▶ [What you have to do]:
Omit the pictures and return every entry exactly as written.

════════════════

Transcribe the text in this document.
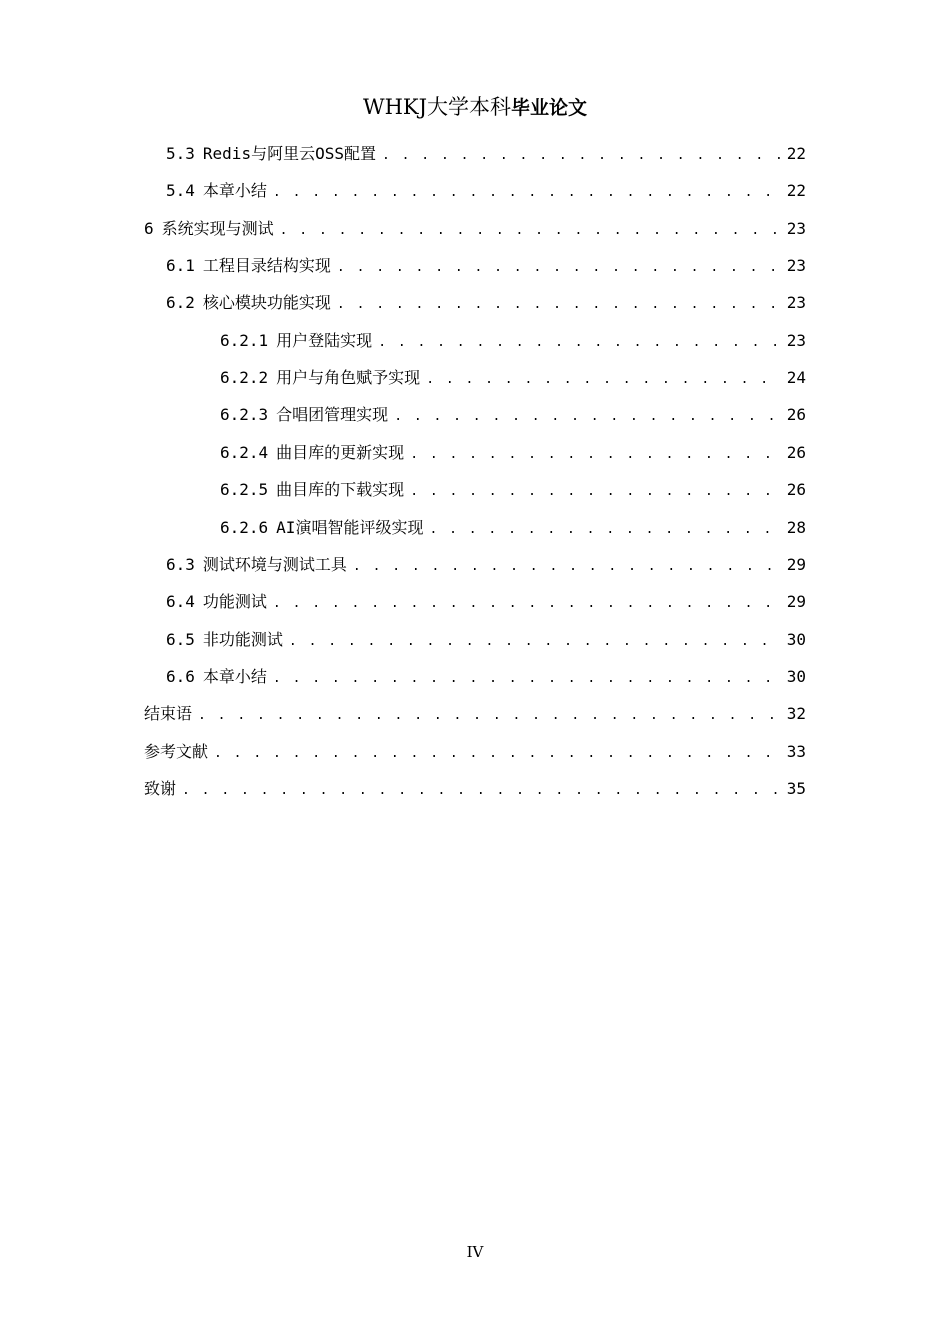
WHKJ大学本科毕业论文
5.3 Redis与阿里云OSS配置 . . .	22
5.4 本章小结 . . .	22
6 系统实现与测试 . . .	23
6.1 工程目录结构实现 . . .	23
6.2 核心模块功能实现 . . .	23
6.2.1 用户登陆实现 . . .	23
6.2.2 用户与角色赋予实现 . . .	24
6.2.3 合唱团管理实现 . . .	26
6.2.4 曲目库的更新实现 . . .	26
6.2.5 曲目库的下载实现 . . .	26
6.2.6 AI演唱智能评级实现 . . .	28
6.3 测试环境与测试工具 . . .	29
6.4 功能测试 . . .	29
6.5 非功能测试 . . .	30
6.6 本章小结 . . .	30
结束语 . . .	32
参考文献 . . .	33
致谢 . . .	35
IV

════════════════

▶ [Complete answer]:
Transcribe the text in this document.
WHKJ大学本科毕业论文
5.3 Redis与阿里云OSS配置 . . .	22
5.4 本章小结 . . .	22
6 系统实现与测试 . . .	23
6.1 工程目录结构实现 . . .	23
6.2 核心模块功能实现 . . .	23
6.2.1 用户登陆实现 . . .	23
6.2.2 用户与角色赋予实现 . . .	24
6.2.3 合唱团管理实现 . . .	26
6.2.4 曲目库的更新实现 . . .	26
6.2.5 曲目库的下载实现 . . .	26
6.2.6 AI演唱智能评级实现 . . .	28
6.3 测试环境与测试工具 . . .	29
6.4 功能测试 . . .	29
6.5 非功能测试 . . .	30
6.6 本章小结 . . .	30
结束语 . . .	32
参考文献 . . .	33
致谢 . . .	35
IV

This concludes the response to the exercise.